*STATED GOAL*. Scan the material for the word "tartott", and copy each line where it shows up.

— Begin —

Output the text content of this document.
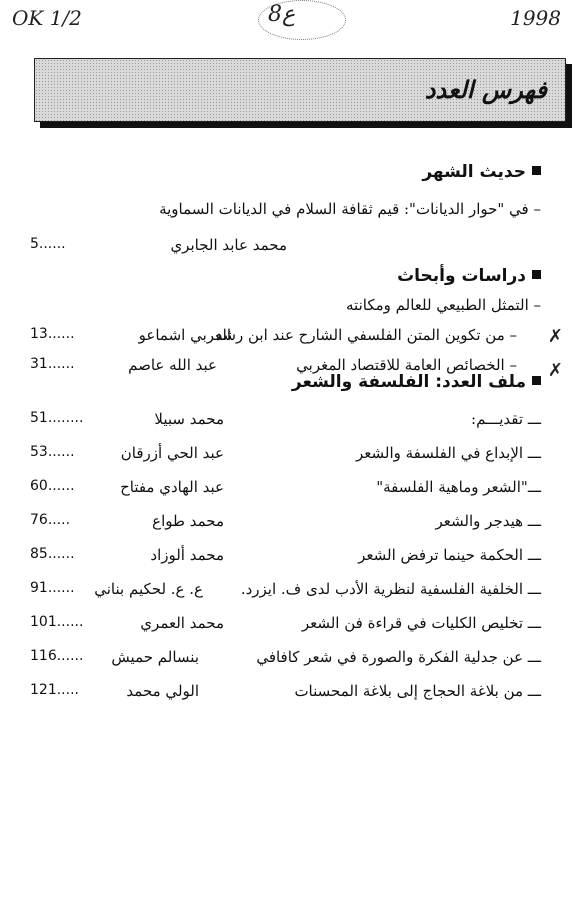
OK 1/2	8ع	1998
فهرس العدد
حديث الشهر
– في "حوار الديانات": قيم ثقافة السلام في الديانات السماوية
محمد عابد الجابري
5......
دراسات وأبحاث
– التمثل الطبيعي للعالم ومكانته
– من تكوين المتن الفلسفي الشارح عند ابن رشد
العربي اشماعو
13......	✗
– الخصائص العامة للاقتصاد المغربي
عبد الله عاصم
31......	✗
ملف العدد: الفلسفة والشعر
ـــ تقديـــم:
محمد سبيلا
51........
ـــ الإبداع في الفلسفة والشعر
عبد الحي أزرقان
53......
ـــ"الشعر وماهية الفلسفة"
عبد الهادي مفتاح
60......
ـــ هيدجر والشعر
محمد طواع
76.....
ـــ الحكمة حينما ترفض الشعر
محمد ألوزاد
85......
ـــ الخلفية الفلسفية لنظرية الأدب لدى ف. ايزرد.
ع. ع. لحكيم بناني
91......
ـــ تخليص الكليات في قراءة فن الشعر
محمد العمري
101......
ـــ عن جدلية الفكرة والصورة في شعر كافافي
بنسالم حميش
116......
ـــ من بلاغة الحجاج إلى بلاغة المحسنات
الولي محمد
121.....
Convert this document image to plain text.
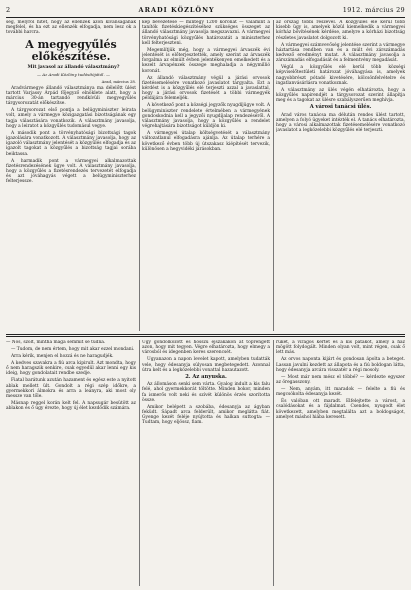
2	ARADI KÖZLÖNY	1912. március 29

ség, melyről hitet, hogy az ellenzék azon kivánságának megfelel, és ha ezt az ellenzék elfogadja, nem lesz ok a további harcra.

A megyegyűlés előkészítése.

Mit javasol az állandó választmány?

— Az Aradi Közlöny tudósítójától. —

Arad, március 28.

Aradvármegye állandó választmánya ma délelőtt ülést tartott Varjassy Árpád főjegyző elnöklete alatt, hogy a március 30-án tartandó rendkívüli megyegyűlés tárgysorozatát előkészítse.

A tárgysorozat első pontja a belügyminiszter leirata volt, amely a vármegye közigazgatási bizottságának egy tagja választására vonatkozik. A választmány javasolja, hogy a leiratot a közgyűlés tudomásul vegye.

A második pont a törvényhatósági bizottsági tagok igazolására vonatkozott. A választmány javasolja, hogy az igazoló választmány jelentését a közgyűlés elfogadja és az igazolt tagokat a közgyűlés a bizottság tagjai sorába beiktassa.

A harmadik pont a vármegyei alkalmazottak fizetésrendezésének ügye volt. A választmány javasolja, hogy a közgyűlés a fizetésrendezés tervezetét elfogadja és azt jóváhagyás végett a belügyminiszterhez felterjessze.

kép bevezetése — mintegy 1200 koronát — valamint a tanítók fizetéskiegészítéséhez szükséges összeget az állandó választmány javasolja megszavazni. A vármegyei törvényhatósági közgyűlés határozatát a miniszterhez kell felterjeszteni.

Megemlítjük még, hogy a vármegyei árvaszék évi jelentését is előterjesztették, amely szerint az árvaszék forgalma az elmúlt évben jelentékenyen emelkedett és a kezelt árvapénzek összege meghaladja a négymillió koronát.

Az állandó választmány végül a járási orvosok fizetésemelésére vonatkozó javaslatot tárgyalta. Ezt a kérdést is a közgyűlés elé terjeszti azzal a javaslattal, hogy a járási orvosok fizetését a többi vármegyék példájára felemeljék.

A következő pont a községi jegyzők nyugdíjügye volt. A belügyminiszter rendelete értelmében a vármegyének gondoskodnia kell a jegyzői nyugdíjalap rendezéséről. A választmány javasolja, hogy a közgyűlés a rendelet végrehajtására bizottságot küldjön ki.

A vármegyei útalap költségvetését a választmány változatlanul elfogadásra ajánlja. Az útalap terhére a következő évben több új útszakasz kiépítését tervezik, különösen a hegyvidéki járásokban.

az ország többi részével. A közgyűlés elé kerül több kisebb ügy is, amelyek közül kiemelkedik a vármegyei kórház bővítésének kérdése, amelyre a kórházi bizottság részletes javaslatot dolgozott ki.

A vármegyei számvevőség jelentése szerint a vármegye háztartása rendben van és a múlt évi zárszámadás kedvező eredményt mutat. A választmány javasolja a zárszámadás elfogadását és a felmentvény megadását.

Végül a közgyűlés elé kerül több községi képviselőtestületi határozat jóváhagyása is, amelyek nagyobbrészt pótadó kivetésére, kölcsönfelvételre és ingatlanvásárlásra vonatkoznak.

A választmány az ülés végén elhatározta, hogy a közgyűlés napirendjét a tárgysorozat szerint állapítja meg és a tagokat az ülésre szabályszerűen meghívja.

A városi tanácsi ülés.

Arad város tanácsa ma délután rendes ülést tartott, amelyen a folyó ügyeket intézték el. A tanács elhatározta, hogy a városi alkalmazottak fizetésemelésére vonatkozó javaslatot a legközelebbi közgyűlés elé terjeszti.

— Nos, szólt, mintha maga semmit se tudna.

— Tudom, de nem értem, hogy mit akar ezzel mondani.

Arra kérik, menjen el hozzá és ne haragudjék.

A kedves szavakra a fiú arca kipirult. Azt mondta, hogy ő nem haragszik senkire, csak egyedül akar lenni egy kis ideig, hogy gondolatait rendbe szedje.

Fiatal barátunk azután hazament és egész este a nyitott ablak mellett ült. Gondolt a régi szép időkre, a gyermekkori álmokra és arra a leányra, aki most oly messze van tőle.

Másnap reggel korán kelt fel. A napsugár besütött az ablakon és ő úgy érezte, hogy új élet kezdődik számára.

Úgy gondolkozott és hosszú éjszakákon át töprengett azon, hogy mit tegyen. Végre elhatározta, hogy elmegy a városból és idegenben keres szerencsét.

Ugyanazon a napon levelet kapott, amelyben tudatták vele, hogy édesanyja súlyosan megbetegedett. Azonnal útra kelt és a legközelebbi vonattal hazautazott.

2. Az anyuska.

Az állomáson senki sem várta. Gyalog indult a kis falu felé, ahol gyermekkorát töltötte. Minden bokor, minden fa ismerős volt neki és szívét különös érzés szorította össze.

Amikor belépett a szobába, édesanyja az ágyban feküdt. Sápadt arca felderült, amikor meglátta fiát. Gyenge kezét feléje nyújtotta és halkan suttogta: — Tudtam, hogy eljössz, fiam.

rüket, a virágos kertet és a kis patakot, amely a ház mögött folydogált. Minden olyan volt, mint régen, csak ő lett más.

Az orvos naponta kijárt és gondosan ápolta a beteget. Lassan javulni kezdett az állapota és a fiú boldogan látta, hogy édesanyja arcára visszatér a régi mosoly.

— Most már nem mész el többé? — kérdezte egyszer az öregasszony.

— Nem, anyám, itt maradok — felelte a fiú és megcsókolta édesanyja kezét.

És valóban ott maradt. Elfelejtette a várost, a csalódásokat és a fájdalmat. Csendes, nyugodt élet következett, amelyben megtalálta azt a boldogságot, amelyet máshol hiába keresett.
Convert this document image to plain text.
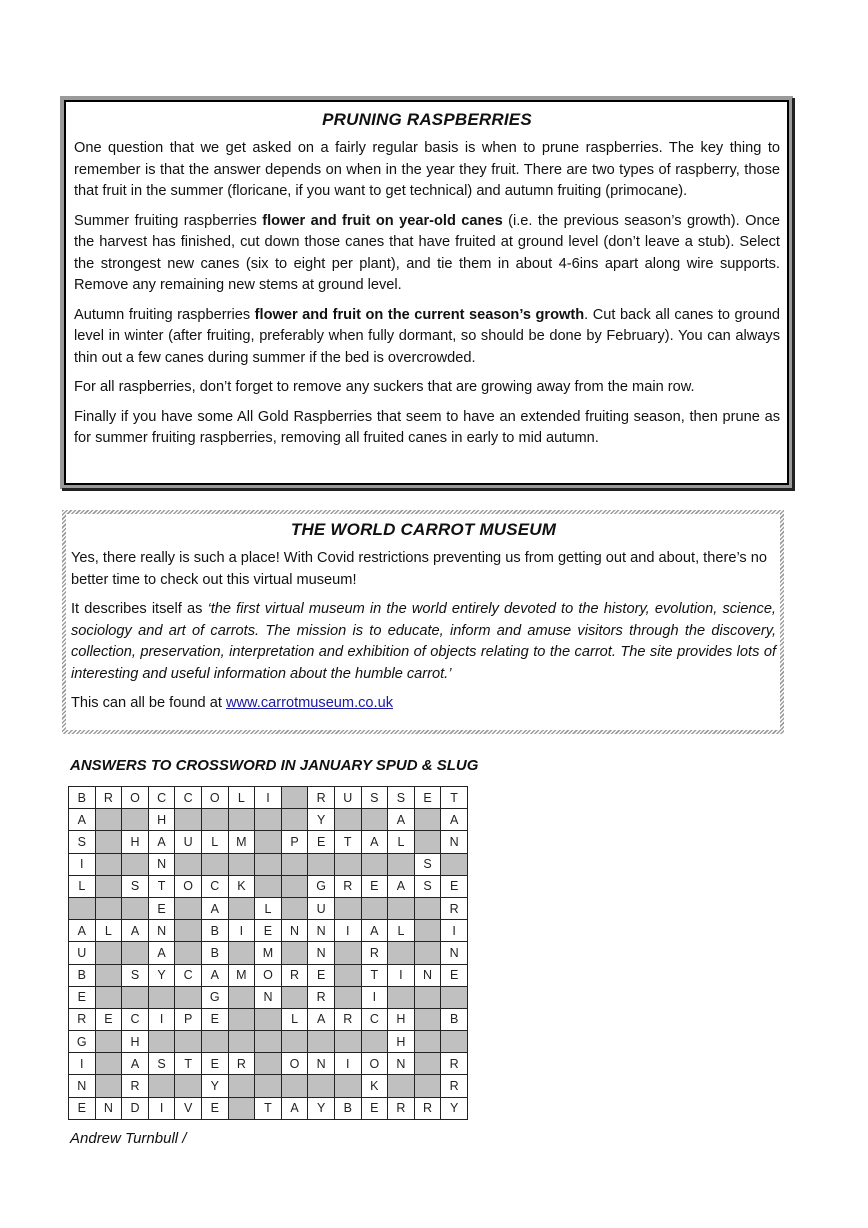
PRUNING RASPBERRIES

One question that we get asked on a fairly regular basis is when to prune raspberries. The key thing to remember is that the answer depends on when in the year they fruit. There are two types of raspberry, those that fruit in the summer (floricane, if you want to get technical) and autumn fruiting (primocane).

Summer fruiting raspberries flower and fruit on year-old canes (i.e. the previous season’s growth). Once the harvest has finished, cut down those canes that have fruited at ground level (don’t leave a stub). Select the strongest new canes (six to eight per plant), and tie them in about 4-6ins apart along wire supports. Remove any remaining new stems at ground level.

Autumn fruiting raspberries flower and fruit on the current season’s growth. Cut back all canes to ground level in winter (after fruiting, preferably when fully dormant, so should be done by February). You can always thin out a few canes during summer if the bed is overcrowded.

For all raspberries, don’t forget to remove any suckers that are growing away from the main row.

Finally if you have some All Gold Raspberries that seem to have an extended fruiting season, then prune as for summer fruiting raspberries, removing all fruited canes in early to mid autumn.

THE WORLD CARROT MUSEUM

Yes, there really is such a place! With Covid restrictions preventing us from getting out and about, there’s no better time to check out this virtual museum!

It describes itself as ‘the first virtual museum in the world entirely devoted to the history, evolution, science, sociology and art of carrots. The mission is to educate, inform and amuse visitors through the discovery, collection, preservation, interpretation and exhibition of objects relating to the carrot. The site provides lots of interesting and useful information about the humble carrot.’

This can all be found at www.carrotmuseum.co.uk

ANSWERS TO CROSSWORD IN JANUARY SPUD & SLUG
B	R	O	C	C	O	L	I		R	U	S	S	E	T
A			H						Y			A		A
S		H	A	U	L	M		P	E	T	A	L		N
I			N										S	
L		S	T	O	C	K			G	R	E	A	S	E
			E		A		L		U					R
A	L	A	N		B	I	E	N	N	I	A	L		I
U			A		B		M		N		R			N
B		S	Y	C	A	M	O	R	E		T	I	N	E
E					G		N		R		I			
R	E	C	I	P	E			L	A	R	C	H		B
G		H										H		
I		A	S	T	E	R		O	N	I	O	N		R
N		R			Y						K			R
E	N	D	I	V	E		T	A	Y	B	E	R	R	Y
Andrew Turnbull /
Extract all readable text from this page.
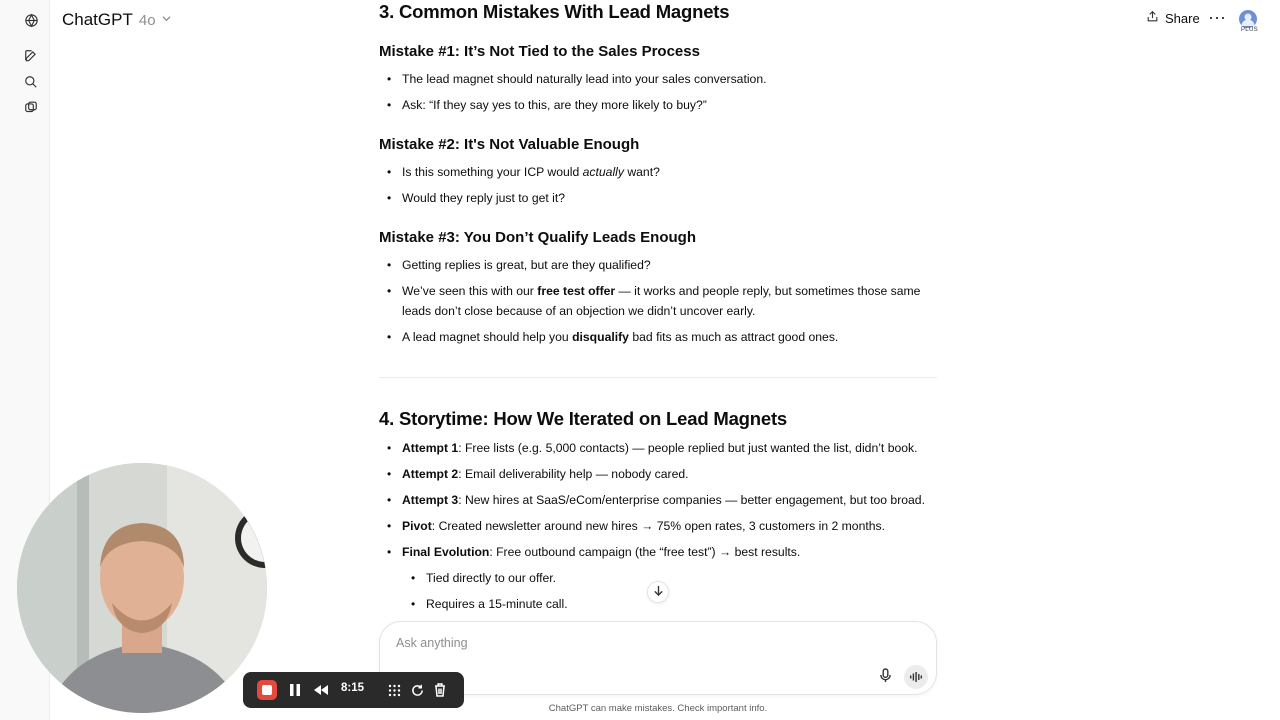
ChatGPT 4o	Share ⋯
PLUS
3. Common Mistakes With Lead Magnets
Mistake #1: It’s Not Tied to the Sales Process
• The lead magnet should naturally lead into your sales conversation.
• Ask: “If they say yes to this, are they more likely to buy?”
Mistake #2: It's Not Valuable Enough
• Is this something your ICP would actually want?
• Would they reply just to get it?
Mistake #3: You Don’t Qualify Leads Enough
• Getting replies is great, but are they qualified?
• We’ve seen this with our free test offer — it works and people reply, but sometimes those same leads don’t close because of an objection we didn’t uncover early.
• A lead magnet should help you disqualify bad fits as much as attract good ones.
4. Storytime: How We Iterated on Lead Magnets
• Attempt 1: Free lists (e.g. 5,000 contacts) — people replied but just wanted the list, didn’t book.
• Attempt 2: Email deliverability help — nobody cared.
• Attempt 3: New hires at SaaS/eCom/enterprise companies — better engagement, but too broad.
• Pivot: Created newsletter around new hires → 75% open rates, 3 customers in 2 months.
• Final Evolution: Free outbound campaign (the “free test”) → best results.
• Tied directly to our offer.
• Requires a 15-minute call.
Ask anything
ChatGPT can make mistakes. Check important info.
8:15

— End —

*RESPONSE BELOW*.
Aradvármegye állandó választmánya ma délelőtt ülést tartott Varjassy Árpád főjegyző elnöklete alatt, hogy a március 30-án tartandó rendkívüli megyegyűlés tárgysorozatát előkészítse.
Arad város tanácsa ma délután rendes ülést tartott, amelyen a folyó ügyeket intézték el. A tanács elhatározta, hogy a városi alkalmazottak fizetésemelésére vonatkozó javaslatot a legközelebbi közgyűlés elé terjeszti.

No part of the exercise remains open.